REQUIREMENT: Express the items as a JSON list of strings, one string per line with blank lines left out, from the start of the items up to and including the line with "service-item-label: 전자통지 xyxy=(599,262,629,271)".

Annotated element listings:
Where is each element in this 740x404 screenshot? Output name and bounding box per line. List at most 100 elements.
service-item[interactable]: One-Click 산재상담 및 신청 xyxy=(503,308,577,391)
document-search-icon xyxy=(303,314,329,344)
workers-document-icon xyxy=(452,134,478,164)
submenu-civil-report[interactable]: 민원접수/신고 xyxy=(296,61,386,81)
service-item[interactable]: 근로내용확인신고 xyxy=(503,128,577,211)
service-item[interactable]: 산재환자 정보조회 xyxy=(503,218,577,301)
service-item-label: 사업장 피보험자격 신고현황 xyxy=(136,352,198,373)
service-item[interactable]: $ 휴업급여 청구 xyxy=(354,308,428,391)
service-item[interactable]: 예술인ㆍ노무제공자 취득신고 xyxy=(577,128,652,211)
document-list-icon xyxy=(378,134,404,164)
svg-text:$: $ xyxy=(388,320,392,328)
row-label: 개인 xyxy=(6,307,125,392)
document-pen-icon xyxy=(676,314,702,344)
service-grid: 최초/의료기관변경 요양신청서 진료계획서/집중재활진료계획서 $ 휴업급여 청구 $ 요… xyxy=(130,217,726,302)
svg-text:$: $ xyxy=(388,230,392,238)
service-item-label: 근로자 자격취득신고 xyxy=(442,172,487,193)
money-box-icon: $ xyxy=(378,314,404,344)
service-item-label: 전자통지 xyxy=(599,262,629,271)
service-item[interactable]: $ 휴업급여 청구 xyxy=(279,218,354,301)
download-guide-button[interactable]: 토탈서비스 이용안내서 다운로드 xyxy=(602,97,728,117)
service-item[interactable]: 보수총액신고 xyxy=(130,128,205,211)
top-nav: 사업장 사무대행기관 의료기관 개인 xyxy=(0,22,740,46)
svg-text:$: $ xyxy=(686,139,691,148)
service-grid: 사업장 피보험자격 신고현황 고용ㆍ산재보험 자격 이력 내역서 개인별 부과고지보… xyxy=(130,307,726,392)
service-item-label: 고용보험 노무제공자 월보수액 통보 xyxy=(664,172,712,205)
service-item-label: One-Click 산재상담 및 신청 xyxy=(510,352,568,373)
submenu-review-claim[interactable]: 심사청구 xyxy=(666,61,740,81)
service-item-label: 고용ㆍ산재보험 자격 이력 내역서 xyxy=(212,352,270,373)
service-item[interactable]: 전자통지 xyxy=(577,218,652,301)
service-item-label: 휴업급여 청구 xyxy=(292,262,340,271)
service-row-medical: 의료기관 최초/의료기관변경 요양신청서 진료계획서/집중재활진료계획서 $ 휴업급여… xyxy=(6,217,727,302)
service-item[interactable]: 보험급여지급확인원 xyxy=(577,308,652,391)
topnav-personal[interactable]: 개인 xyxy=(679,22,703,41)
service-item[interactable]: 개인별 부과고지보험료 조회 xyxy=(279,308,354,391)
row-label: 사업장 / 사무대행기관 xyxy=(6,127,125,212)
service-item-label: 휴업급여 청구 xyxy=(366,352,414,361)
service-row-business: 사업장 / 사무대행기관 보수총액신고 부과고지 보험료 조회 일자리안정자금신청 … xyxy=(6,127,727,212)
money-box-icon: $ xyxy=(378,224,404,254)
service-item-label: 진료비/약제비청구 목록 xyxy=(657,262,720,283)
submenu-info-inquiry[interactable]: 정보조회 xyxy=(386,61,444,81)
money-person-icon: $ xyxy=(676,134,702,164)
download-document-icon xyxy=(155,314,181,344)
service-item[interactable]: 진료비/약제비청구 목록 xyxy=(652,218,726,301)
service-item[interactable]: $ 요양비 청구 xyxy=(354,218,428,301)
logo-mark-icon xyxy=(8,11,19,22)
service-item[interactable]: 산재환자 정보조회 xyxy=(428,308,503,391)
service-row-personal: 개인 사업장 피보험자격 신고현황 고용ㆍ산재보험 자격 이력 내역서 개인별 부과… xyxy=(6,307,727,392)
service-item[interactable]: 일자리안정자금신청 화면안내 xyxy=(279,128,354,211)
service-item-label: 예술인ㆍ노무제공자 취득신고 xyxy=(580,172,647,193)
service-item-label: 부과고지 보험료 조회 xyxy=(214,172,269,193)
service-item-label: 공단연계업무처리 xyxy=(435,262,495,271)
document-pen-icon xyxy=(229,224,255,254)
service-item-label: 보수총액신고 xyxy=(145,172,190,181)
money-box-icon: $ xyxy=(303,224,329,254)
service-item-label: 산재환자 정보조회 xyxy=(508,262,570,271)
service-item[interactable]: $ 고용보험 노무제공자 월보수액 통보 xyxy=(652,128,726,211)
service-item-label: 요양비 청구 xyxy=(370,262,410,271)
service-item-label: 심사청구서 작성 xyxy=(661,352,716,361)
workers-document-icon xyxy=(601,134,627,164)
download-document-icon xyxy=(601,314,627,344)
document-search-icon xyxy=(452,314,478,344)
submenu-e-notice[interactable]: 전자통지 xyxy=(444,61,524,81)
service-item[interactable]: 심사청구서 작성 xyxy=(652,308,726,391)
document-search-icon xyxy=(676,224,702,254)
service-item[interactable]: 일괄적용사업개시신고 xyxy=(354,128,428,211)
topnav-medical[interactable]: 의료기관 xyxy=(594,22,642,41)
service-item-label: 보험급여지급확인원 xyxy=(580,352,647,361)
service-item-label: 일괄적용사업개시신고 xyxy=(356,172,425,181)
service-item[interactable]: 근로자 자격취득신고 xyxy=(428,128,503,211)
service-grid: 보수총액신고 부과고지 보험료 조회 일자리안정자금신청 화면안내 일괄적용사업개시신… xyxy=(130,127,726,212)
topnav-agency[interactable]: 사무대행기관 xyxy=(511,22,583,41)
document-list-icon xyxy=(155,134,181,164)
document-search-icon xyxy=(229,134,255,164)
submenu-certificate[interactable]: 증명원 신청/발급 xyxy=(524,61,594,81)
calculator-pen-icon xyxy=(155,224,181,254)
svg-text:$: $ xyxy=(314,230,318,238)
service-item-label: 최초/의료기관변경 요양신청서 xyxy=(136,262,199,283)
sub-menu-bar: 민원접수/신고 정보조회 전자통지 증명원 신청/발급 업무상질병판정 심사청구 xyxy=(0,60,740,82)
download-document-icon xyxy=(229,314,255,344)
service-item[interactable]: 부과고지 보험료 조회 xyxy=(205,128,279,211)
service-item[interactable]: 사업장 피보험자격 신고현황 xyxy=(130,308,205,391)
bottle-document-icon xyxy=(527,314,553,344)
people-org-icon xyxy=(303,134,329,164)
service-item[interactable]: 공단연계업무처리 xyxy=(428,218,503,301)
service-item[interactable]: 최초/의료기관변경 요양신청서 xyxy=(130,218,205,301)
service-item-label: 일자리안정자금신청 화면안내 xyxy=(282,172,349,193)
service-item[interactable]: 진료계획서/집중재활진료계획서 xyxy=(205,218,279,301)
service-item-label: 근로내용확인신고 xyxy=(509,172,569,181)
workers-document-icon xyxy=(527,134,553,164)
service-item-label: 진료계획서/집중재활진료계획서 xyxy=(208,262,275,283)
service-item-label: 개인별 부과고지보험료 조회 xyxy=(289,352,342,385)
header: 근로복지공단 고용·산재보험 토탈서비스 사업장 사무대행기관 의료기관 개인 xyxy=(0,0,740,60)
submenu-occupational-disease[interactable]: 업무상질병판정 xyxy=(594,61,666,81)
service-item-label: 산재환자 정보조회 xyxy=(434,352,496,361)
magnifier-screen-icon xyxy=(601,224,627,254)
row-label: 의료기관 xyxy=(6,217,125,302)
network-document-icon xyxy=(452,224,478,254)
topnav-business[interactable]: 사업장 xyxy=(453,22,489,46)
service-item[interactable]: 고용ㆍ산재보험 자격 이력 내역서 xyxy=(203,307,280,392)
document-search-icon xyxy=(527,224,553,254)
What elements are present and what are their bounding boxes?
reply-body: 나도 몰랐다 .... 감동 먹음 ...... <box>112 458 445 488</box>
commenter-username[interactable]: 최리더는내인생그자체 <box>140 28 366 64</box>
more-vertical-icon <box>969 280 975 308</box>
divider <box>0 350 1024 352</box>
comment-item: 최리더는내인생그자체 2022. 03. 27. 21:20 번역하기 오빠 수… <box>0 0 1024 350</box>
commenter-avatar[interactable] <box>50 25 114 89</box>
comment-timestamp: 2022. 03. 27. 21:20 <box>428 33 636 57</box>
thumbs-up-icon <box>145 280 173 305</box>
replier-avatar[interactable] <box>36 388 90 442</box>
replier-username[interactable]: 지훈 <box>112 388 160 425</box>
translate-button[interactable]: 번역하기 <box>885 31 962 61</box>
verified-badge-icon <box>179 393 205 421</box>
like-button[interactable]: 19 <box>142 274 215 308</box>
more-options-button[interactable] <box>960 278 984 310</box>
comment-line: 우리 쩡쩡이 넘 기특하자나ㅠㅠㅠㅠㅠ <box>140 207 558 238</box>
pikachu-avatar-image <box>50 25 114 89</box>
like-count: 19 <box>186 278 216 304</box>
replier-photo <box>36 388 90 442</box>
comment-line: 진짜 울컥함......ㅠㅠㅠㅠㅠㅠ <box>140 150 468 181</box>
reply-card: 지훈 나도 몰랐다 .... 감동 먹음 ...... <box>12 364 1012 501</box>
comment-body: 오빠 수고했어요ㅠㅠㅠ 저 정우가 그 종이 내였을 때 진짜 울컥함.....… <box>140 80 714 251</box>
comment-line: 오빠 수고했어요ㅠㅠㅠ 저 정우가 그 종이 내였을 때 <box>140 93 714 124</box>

TASK SOLUTION:
[
  "Where is each element in this 740x404 screenshot? Output name and bounding box per line. List at most 100 elements.",
  "service-item[interactable]: One-Click 산재상담 및 신청 xyxy=(503,308,577,391)",
  "document-search-icon xyxy=(303,314,329,344)",
  "workers-document-icon xyxy=(452,134,478,164)",
  "submenu-civil-report[interactable]: 민원접수/신고 xyxy=(296,61,386,81)",
  "service-item[interactable]: 근로내용확인신고 xyxy=(503,128,577,211)",
  "service-item[interactable]: 산재환자 정보조회 xyxy=(503,218,577,301)",
  "service-item-label: 사업장 피보험자격 신고현황 xyxy=(136,352,198,373)",
  "service-item[interactable]: $ 휴업급여 청구 xyxy=(354,308,428,391)",
  "service-item[interactable]: 예술인ㆍ노무제공자 취득신고 xyxy=(577,128,652,211)",
  "document-list-icon xyxy=(378,134,404,164)",
  "svg-text:$: $ xyxy=(388,320,392,328)",
  "row-label: 개인 xyxy=(6,307,125,392)",
  "document-pen-icon xyxy=(676,314,702,344)",
  "service-grid: 최초/의료기관변경 요양신청서 진료계획서/집중재활진료계획서 $ 휴업급여 청구 $ 요… xyxy=(130,217,726,302)",
  "svg-text:$: $ xyxy=(388,230,392,238)",
  "service-item-label: 근로자 자격취득신고 xyxy=(442,172,487,193)",
  "money-box-icon: $ xyxy=(378,314,404,344)",
  "service-item-label: 전자통지 xyxy=(599,262,629,271)"
]